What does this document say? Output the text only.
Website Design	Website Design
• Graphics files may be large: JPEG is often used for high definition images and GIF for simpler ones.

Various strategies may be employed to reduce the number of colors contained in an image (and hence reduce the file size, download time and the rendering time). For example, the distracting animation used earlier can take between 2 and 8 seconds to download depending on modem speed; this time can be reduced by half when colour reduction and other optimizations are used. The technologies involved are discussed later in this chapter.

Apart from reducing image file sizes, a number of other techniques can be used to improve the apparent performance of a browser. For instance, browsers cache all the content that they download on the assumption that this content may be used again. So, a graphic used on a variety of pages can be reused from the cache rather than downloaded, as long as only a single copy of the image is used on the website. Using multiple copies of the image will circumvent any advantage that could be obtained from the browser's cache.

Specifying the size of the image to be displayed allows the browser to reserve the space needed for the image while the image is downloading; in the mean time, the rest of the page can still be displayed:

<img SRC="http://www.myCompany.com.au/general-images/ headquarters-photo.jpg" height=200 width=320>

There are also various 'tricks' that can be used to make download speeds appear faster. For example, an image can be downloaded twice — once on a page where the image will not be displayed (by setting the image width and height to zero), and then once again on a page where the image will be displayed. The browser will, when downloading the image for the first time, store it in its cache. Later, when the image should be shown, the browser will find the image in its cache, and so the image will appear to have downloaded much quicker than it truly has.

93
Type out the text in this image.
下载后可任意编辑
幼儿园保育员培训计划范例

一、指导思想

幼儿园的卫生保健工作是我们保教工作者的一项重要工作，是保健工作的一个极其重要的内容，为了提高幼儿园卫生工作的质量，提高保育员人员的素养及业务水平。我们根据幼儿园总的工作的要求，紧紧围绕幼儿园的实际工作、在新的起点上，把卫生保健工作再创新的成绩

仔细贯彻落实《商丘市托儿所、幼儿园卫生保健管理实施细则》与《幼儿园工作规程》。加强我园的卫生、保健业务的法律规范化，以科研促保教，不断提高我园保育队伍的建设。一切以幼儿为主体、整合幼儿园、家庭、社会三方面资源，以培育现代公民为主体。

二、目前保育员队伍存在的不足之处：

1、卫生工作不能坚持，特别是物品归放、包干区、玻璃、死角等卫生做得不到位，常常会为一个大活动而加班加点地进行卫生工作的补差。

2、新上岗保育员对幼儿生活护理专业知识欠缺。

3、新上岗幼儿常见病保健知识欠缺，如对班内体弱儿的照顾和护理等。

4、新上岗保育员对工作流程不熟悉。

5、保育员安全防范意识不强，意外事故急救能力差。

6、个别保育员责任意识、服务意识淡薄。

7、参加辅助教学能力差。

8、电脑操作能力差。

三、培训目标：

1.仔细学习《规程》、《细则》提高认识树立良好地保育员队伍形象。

-- Required task --
Return the listing above in its exact form.

-- Exercise solution --
What does this document say? Output the text only.
Website Design	Website Design
• Graphics files may be large: JPEG is often used for high definition images and GIF for simpler ones.

Various strategies may be employed to reduce the number of colors contained in an image (and hence reduce the file size, download time and the rendering time). For example, the distracting animation used earlier can take between 2 and 8 seconds to download depending on modem speed; this time can be reduced by half when colour reduction and other optimizations are used. The technologies involved are discussed later in this chapter.

Apart from reducing image file sizes, a number of other techniques can be used to improve the apparent performance of a browser. For instance, browsers cache all the content that they download on the assumption that this content may be used again. So, a graphic used on a variety of pages can be reused from the cache rather than downloaded, as long as only a single copy of the image is used on the website. Using multiple copies of the image will circumvent any advantage that could be obtained from the browser's cache.

Specifying the size of the image to be displayed allows the browser to reserve the space needed for the image while the image is downloading; in the mean time, the rest of the page can still be displayed:

<img SRC="http://www.myCompany.com.au/general-images/ headquarters-photo.jpg" height=200 width=320>

There are also various 'tricks' that can be used to make download speeds appear faster. For example, an image can be downloaded twice — once on a page where the image will not be displayed (by setting the image width and height to zero), and then once again on a page where the image will be displayed. The browser will, when downloading the image for the first time, store it in its cache. Later, when the image should be shown, the browser will find the image in its cache, and so the image will appear to have downloaded much quicker than it truly has.

93
Type out the text in this image.
下载后可任意编辑
幼儿园保育员培训计划范例

一、指导思想

幼儿园的卫生保健工作是我们保教工作者的一项重要工作，是保健工作的一个极其重要的内容，为了提高幼儿园卫生工作的质量，提高保育员人员的素养及业务水平。我们根据幼儿园总的工作的要求，紧紧围绕幼儿园的实际工作、在新的起点上，把卫生保健工作再创新的成绩

仔细贯彻落实《商丘市托儿所、幼儿园卫生保健管理实施细则》与《幼儿园工作规程》。加强我园的卫生、保健业务的法律规范化，以科研促保教，不断提高我园保育队伍的建设。一切以幼儿为主体、整合幼儿园、家庭、社会三方面资源，以培育现代公民为主体。

二、目前保育员队伍存在的不足之处：

1、卫生工作不能坚持，特别是物品归放、包干区、玻璃、死角等卫生做得不到位，常常会为一个大活动而加班加点地进行卫生工作的补差。

2、新上岗保育员对幼儿生活护理专业知识欠缺。

3、新上岗幼儿常见病保健知识欠缺，如对班内体弱儿的照顾和护理等。

4、新上岗保育员对工作流程不熟悉。

5、保育员安全防范意识不强，意外事故急救能力差。

6、个别保育员责任意识、服务意识淡薄。

7、参加辅助教学能力差。

8、电脑操作能力差。

三、培训目标：

1.仔细学习《规程》、《细则》提高认识树立良好地保育员队伍形象。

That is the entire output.